Brief | Which lines hold the word "color"? Show each of them.

— begin Records supplied —

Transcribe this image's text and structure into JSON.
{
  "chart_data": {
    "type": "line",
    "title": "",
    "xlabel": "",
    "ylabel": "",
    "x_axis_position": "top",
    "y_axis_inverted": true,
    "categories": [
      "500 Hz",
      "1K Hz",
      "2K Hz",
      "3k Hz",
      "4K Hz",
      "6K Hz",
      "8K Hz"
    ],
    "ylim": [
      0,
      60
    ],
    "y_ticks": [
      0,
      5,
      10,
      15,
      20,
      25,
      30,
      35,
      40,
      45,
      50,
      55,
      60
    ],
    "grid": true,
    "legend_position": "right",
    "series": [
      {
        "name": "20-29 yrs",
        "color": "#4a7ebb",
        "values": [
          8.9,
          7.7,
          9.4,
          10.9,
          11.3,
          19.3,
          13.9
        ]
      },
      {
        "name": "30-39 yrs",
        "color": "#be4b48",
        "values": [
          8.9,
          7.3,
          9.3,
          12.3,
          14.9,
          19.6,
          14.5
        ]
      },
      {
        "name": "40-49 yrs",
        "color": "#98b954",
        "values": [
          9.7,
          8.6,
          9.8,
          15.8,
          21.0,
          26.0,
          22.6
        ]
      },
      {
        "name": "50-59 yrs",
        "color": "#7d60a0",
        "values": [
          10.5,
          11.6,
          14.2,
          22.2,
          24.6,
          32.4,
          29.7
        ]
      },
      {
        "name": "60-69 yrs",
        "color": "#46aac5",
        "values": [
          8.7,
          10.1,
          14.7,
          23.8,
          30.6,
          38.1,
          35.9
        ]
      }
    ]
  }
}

— end Records supplied —

Task response |
        "color": "#4a7ebb",
        "color": "#be4b48",
        "color": "#98b954",
        "color": "#7d60a0",
        "color": "#46aac5",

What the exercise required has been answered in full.